**SET PROBLEM:**
Copy out each of the lines below word for word.

**DATA PROVIDED:**

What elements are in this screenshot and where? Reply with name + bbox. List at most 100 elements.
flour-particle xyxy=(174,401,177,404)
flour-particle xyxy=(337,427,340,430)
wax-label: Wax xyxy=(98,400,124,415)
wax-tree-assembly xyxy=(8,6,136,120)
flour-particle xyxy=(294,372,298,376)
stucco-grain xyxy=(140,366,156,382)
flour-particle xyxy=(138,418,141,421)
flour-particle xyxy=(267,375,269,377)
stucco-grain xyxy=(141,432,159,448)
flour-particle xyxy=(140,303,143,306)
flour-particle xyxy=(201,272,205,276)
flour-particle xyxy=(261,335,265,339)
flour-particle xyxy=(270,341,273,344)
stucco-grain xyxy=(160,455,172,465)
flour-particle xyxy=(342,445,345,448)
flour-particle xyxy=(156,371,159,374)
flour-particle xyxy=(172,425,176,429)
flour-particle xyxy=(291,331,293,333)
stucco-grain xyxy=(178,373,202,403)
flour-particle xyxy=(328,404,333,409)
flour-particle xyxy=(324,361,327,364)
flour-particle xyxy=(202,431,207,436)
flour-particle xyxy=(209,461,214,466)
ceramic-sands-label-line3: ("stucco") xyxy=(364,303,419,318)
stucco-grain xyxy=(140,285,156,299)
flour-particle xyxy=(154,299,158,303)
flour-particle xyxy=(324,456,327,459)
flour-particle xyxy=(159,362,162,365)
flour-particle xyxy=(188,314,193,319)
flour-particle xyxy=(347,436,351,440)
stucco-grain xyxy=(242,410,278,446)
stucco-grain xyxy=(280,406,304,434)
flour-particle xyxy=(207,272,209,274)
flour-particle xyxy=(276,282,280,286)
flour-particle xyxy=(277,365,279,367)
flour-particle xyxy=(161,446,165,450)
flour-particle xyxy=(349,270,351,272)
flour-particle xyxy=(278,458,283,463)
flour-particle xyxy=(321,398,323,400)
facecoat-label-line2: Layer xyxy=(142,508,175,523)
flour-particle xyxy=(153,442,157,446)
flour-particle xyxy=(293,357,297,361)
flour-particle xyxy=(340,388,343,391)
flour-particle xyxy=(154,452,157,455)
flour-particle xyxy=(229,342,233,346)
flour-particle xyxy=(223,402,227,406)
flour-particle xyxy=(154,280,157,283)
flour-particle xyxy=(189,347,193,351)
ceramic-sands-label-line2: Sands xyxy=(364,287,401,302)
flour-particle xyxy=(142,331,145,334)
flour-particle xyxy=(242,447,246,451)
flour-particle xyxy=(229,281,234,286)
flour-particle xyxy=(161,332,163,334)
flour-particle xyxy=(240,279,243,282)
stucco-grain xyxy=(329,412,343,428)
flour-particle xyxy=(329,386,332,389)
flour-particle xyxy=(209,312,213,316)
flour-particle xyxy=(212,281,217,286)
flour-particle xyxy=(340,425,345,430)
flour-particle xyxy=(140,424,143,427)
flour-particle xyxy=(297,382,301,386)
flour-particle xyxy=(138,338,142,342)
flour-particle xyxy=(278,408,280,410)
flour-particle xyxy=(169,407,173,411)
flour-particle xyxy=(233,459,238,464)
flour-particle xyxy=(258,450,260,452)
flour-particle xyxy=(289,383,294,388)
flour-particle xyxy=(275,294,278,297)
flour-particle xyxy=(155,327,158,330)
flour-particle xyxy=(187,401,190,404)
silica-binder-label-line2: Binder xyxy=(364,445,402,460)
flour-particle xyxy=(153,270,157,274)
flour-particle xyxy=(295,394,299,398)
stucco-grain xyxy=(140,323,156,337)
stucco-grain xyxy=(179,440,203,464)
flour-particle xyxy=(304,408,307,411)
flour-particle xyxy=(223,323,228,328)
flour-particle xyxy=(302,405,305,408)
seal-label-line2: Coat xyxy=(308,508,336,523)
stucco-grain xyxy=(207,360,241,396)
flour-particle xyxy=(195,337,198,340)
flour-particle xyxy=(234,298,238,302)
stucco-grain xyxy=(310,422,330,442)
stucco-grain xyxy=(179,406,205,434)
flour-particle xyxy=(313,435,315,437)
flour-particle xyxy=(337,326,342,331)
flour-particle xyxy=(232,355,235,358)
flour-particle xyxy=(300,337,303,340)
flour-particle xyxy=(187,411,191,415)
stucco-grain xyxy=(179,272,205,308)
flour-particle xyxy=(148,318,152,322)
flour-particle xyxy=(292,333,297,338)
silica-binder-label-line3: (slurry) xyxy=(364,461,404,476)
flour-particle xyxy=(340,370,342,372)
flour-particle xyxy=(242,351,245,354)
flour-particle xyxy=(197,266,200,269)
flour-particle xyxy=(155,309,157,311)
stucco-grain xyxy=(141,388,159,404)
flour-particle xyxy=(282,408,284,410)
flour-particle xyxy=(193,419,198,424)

**THE OUTPUT:**
What elements are in this screenshot and where? Reply with name + bbox. List at most 100 elements.
flour-particle xyxy=(174,401,177,404)
flour-particle xyxy=(337,427,340,430)
wax-label: Wax xyxy=(98,400,124,415)
wax-tree-assembly xyxy=(8,6,136,120)
flour-particle xyxy=(294,372,298,376)
stucco-grain xyxy=(140,366,156,382)
flour-particle xyxy=(138,418,141,421)
flour-particle xyxy=(267,375,269,377)
stucco-grain xyxy=(141,432,159,448)
flour-particle xyxy=(140,303,143,306)
flour-particle xyxy=(201,272,205,276)
flour-particle xyxy=(261,335,265,339)
flour-particle xyxy=(270,341,273,344)
stucco-grain xyxy=(160,455,172,465)
flour-particle xyxy=(342,445,345,448)
flour-particle xyxy=(156,371,159,374)
flour-particle xyxy=(172,425,176,429)
flour-particle xyxy=(291,331,293,333)
stucco-grain xyxy=(178,373,202,403)
flour-particle xyxy=(328,404,333,409)
flour-particle xyxy=(324,361,327,364)
flour-particle xyxy=(202,431,207,436)
flour-particle xyxy=(209,461,214,466)
ceramic-sands-label-line3: ("stucco") xyxy=(364,303,419,318)
stucco-grain xyxy=(140,285,156,299)
flour-particle xyxy=(154,299,158,303)
flour-particle xyxy=(324,456,327,459)
flour-particle xyxy=(159,362,162,365)
flour-particle xyxy=(188,314,193,319)
flour-particle xyxy=(347,436,351,440)
stucco-grain xyxy=(242,410,278,446)
stucco-grain xyxy=(280,406,304,434)
flour-particle xyxy=(207,272,209,274)
flour-particle xyxy=(276,282,280,286)
flour-particle xyxy=(277,365,279,367)
flour-particle xyxy=(161,446,165,450)
flour-particle xyxy=(349,270,351,272)
flour-particle xyxy=(278,458,283,463)
flour-particle xyxy=(321,398,323,400)
facecoat-label-line2: Layer xyxy=(142,508,175,523)
flour-particle xyxy=(153,442,157,446)
flour-particle xyxy=(293,357,297,361)
flour-particle xyxy=(340,388,343,391)
flour-particle xyxy=(154,452,157,455)
flour-particle xyxy=(229,342,233,346)
flour-particle xyxy=(223,402,227,406)
flour-particle xyxy=(154,280,157,283)
flour-particle xyxy=(189,347,193,351)
ceramic-sands-label-line2: Sands xyxy=(364,287,401,302)
flour-particle xyxy=(142,331,145,334)
flour-particle xyxy=(242,447,246,451)
flour-particle xyxy=(229,281,234,286)
flour-particle xyxy=(161,332,163,334)
flour-particle xyxy=(240,279,243,282)
stucco-grain xyxy=(329,412,343,428)
flour-particle xyxy=(329,386,332,389)
flour-particle xyxy=(209,312,213,316)
flour-particle xyxy=(212,281,217,286)
flour-particle xyxy=(340,425,345,430)
flour-particle xyxy=(140,424,143,427)
flour-particle xyxy=(297,382,301,386)
flour-particle xyxy=(138,338,142,342)
flour-particle xyxy=(278,408,280,410)
flour-particle xyxy=(169,407,173,411)
flour-particle xyxy=(233,459,238,464)
flour-particle xyxy=(258,450,260,452)
flour-particle xyxy=(289,383,294,388)
flour-particle xyxy=(275,294,278,297)
flour-particle xyxy=(155,327,158,330)
flour-particle xyxy=(187,401,190,404)
silica-binder-label-line2: Binder xyxy=(364,445,402,460)
flour-particle xyxy=(153,270,157,274)
flour-particle xyxy=(295,394,299,398)
stucco-grain xyxy=(140,323,156,337)
stucco-grain xyxy=(179,440,203,464)
flour-particle xyxy=(304,408,307,411)
flour-particle xyxy=(223,323,228,328)
flour-particle xyxy=(302,405,305,408)
seal-label-line2: Coat xyxy=(308,508,336,523)
stucco-grain xyxy=(207,360,241,396)
flour-particle xyxy=(195,337,198,340)
flour-particle xyxy=(234,298,238,302)
stucco-grain xyxy=(310,422,330,442)
stucco-grain xyxy=(179,406,205,434)
flour-particle xyxy=(313,435,315,437)
flour-particle xyxy=(337,326,342,331)
flour-particle xyxy=(232,355,235,358)
flour-particle xyxy=(300,337,303,340)
flour-particle xyxy=(187,411,191,415)
stucco-grain xyxy=(179,272,205,308)
flour-particle xyxy=(148,318,152,322)
flour-particle xyxy=(292,333,297,338)
silica-binder-label-line3: (slurry) xyxy=(364,461,404,476)
flour-particle xyxy=(340,370,342,372)
flour-particle xyxy=(242,351,245,354)
flour-particle xyxy=(197,266,200,269)
flour-particle xyxy=(155,309,157,311)
stucco-grain xyxy=(141,388,159,404)
flour-particle xyxy=(282,408,284,410)
flour-particle xyxy=(193,419,198,424)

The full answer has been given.